/---

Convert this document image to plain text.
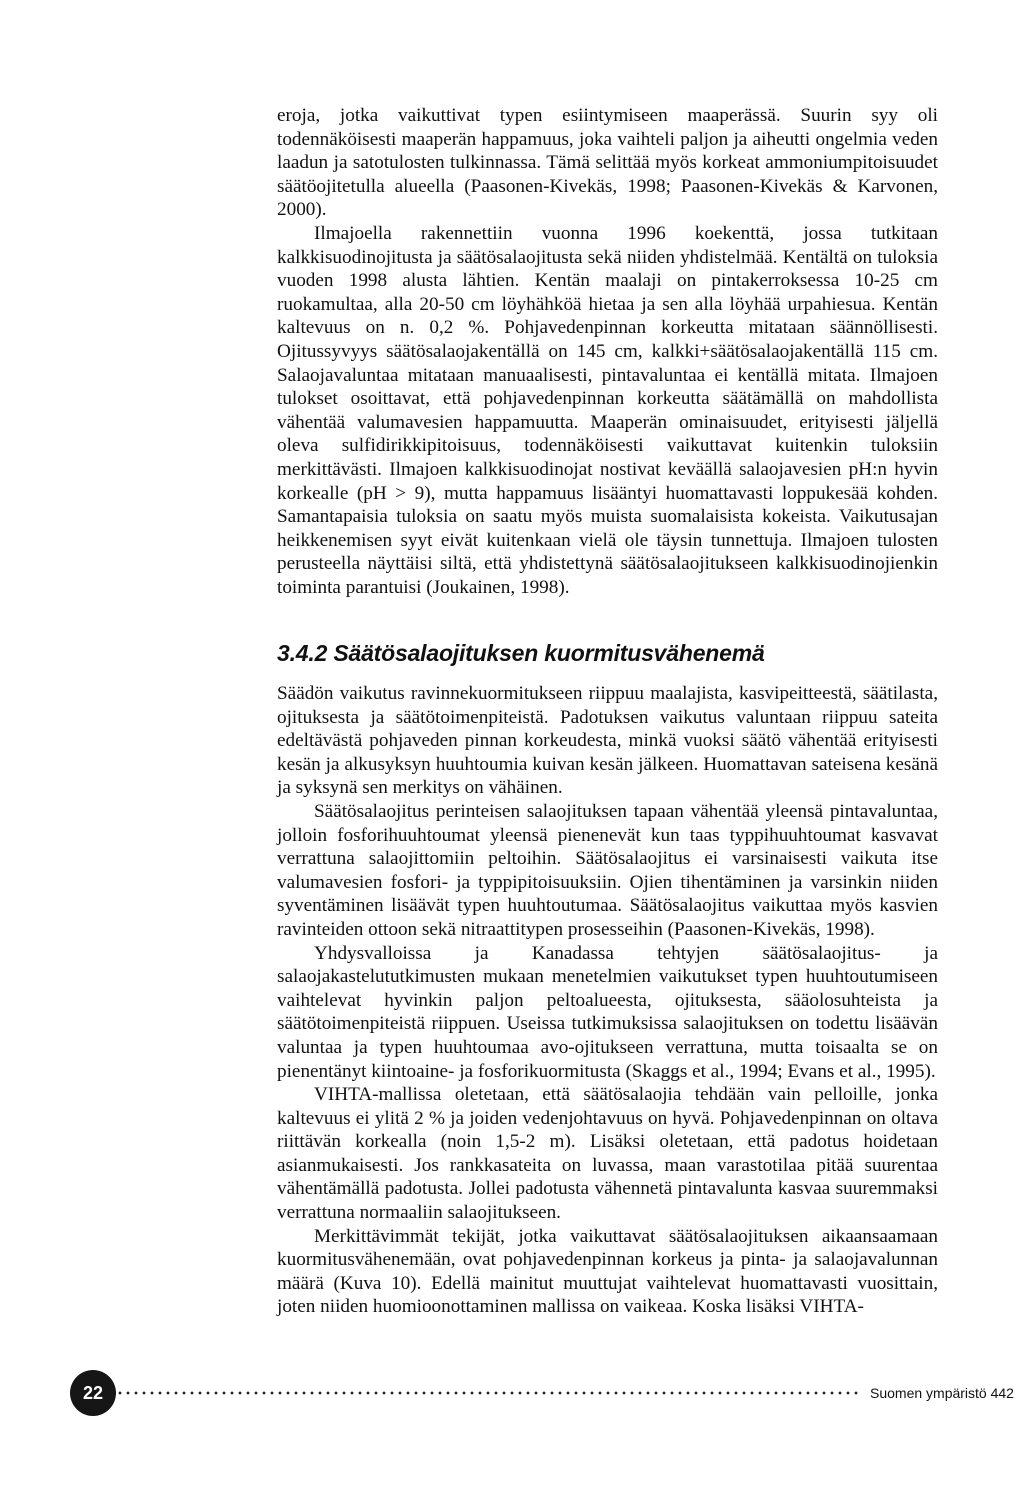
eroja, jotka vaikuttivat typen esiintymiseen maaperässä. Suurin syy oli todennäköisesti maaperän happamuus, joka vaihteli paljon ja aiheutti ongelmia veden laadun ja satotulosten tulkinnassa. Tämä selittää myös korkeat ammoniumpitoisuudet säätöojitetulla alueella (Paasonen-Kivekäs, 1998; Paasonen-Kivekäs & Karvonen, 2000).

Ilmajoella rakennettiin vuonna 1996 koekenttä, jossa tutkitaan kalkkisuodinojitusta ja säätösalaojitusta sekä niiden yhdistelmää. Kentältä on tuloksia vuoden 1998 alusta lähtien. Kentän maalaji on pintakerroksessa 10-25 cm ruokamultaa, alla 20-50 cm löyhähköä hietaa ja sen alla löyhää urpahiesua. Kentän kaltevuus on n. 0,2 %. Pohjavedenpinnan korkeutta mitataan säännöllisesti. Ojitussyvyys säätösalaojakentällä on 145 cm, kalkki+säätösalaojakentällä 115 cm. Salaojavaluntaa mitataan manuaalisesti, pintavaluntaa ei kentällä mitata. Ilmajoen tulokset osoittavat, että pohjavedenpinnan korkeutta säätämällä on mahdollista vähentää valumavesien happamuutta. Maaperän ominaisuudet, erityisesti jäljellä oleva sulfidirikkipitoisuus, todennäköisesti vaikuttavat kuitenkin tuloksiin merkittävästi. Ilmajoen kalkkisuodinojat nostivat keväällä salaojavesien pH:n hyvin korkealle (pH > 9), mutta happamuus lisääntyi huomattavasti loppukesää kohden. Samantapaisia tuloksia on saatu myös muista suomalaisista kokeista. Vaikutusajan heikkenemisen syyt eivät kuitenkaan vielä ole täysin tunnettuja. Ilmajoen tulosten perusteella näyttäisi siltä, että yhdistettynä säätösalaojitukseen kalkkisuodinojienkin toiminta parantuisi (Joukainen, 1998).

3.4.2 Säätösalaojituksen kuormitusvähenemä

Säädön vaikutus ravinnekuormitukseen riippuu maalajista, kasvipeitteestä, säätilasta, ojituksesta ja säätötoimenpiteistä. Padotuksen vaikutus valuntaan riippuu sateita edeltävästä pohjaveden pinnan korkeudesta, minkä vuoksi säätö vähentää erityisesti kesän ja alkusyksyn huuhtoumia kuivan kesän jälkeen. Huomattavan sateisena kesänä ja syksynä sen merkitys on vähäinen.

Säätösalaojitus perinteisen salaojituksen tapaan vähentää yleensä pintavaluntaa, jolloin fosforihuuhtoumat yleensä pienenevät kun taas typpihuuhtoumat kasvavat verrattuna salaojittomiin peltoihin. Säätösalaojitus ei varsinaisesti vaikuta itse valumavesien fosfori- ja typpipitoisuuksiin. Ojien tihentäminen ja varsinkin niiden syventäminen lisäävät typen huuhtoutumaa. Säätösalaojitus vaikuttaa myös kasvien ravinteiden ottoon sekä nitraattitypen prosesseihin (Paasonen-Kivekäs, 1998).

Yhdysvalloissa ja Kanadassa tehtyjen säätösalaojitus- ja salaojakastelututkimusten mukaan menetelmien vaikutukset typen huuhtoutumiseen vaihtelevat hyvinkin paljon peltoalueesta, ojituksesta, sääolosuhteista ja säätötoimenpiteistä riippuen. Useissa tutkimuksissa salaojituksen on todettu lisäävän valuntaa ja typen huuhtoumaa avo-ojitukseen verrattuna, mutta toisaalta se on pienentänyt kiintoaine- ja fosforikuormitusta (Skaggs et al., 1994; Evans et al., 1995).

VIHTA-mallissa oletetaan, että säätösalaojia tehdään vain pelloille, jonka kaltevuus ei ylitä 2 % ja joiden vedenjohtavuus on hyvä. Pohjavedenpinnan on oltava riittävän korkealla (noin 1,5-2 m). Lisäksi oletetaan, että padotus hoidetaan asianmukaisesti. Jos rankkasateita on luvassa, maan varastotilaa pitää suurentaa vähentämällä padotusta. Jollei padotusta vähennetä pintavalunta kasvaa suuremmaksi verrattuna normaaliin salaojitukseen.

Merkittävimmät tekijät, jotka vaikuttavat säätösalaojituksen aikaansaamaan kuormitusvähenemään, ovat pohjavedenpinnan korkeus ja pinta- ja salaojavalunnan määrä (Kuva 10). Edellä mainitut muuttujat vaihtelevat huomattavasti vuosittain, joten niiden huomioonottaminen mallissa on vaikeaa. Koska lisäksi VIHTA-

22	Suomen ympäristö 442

\---

◆ **OBJECTIVE**: In the entries above, identify each line that includes the string "valumavesien", then copy it.

◆ **REPLY**:
Ilmajoella rakennettiin vuonna 1996 koekenttä, jossa tutkitaan kalkkisuodinojitusta ja säätösalaojitusta sekä niiden yhdistelmää. Kentältä on tuloksia vuoden 1998 alusta lähtien. Kentän maalaji on pintakerroksessa 10-25 cm ruokamultaa, alla 20-50 cm löyhähköä hietaa ja sen alla löyhää urpahiesua. Kentän kaltevuus on n. 0,2 %. Pohjavedenpinnan korkeutta mitataan säännöllisesti. Ojitussyvyys säätösalaojakentällä on 145 cm, kalkki+säätösalaojakentällä 115 cm. Salaojavaluntaa mitataan manuaalisesti, pintavaluntaa ei kentällä mitata. Ilmajoen tulokset osoittavat, että pohjavedenpinnan korkeutta säätämällä on mahdollista vähentää valumavesien happamuutta. Maaperän ominaisuudet, erityisesti jäljellä oleva sulfidirikkipitoisuus, todennäköisesti vaikuttavat kuitenkin tuloksiin merkittävästi. Ilmajoen kalkkisuodinojat nostivat keväällä salaojavesien pH:n hyvin korkealle (pH > 9), mutta happamuus lisääntyi huomattavasti loppukesää kohden. Samantapaisia tuloksia on saatu myös muista suomalaisista kokeista. Vaikutusajan heikkenemisen syyt eivät kuitenkaan vielä ole täysin tunnettuja. Ilmajoen tulosten perusteella näyttäisi siltä, että yhdistettynä säätösalaojitukseen kalkkisuodinojienkin toiminta parantuisi (Joukainen, 1998).
Säätösalaojitus perinteisen salaojituksen tapaan vähentää yleensä pintavaluntaa, jolloin fosforihuuhtoumat yleensä pienenevät kun taas typpihuuhtoumat kasvavat verrattuna salaojittomiin peltoihin. Säätösalaojitus ei varsinaisesti vaikuta itse valumavesien fosfori- ja typpipitoisuuksiin. Ojien tihentäminen ja varsinkin niiden syventäminen lisäävät typen huuhtoutumaa. Säätösalaojitus vaikuttaa myös kasvien ravinteiden ottoon sekä nitraattitypen prosesseihin (Paasonen-Kivekäs, 1998).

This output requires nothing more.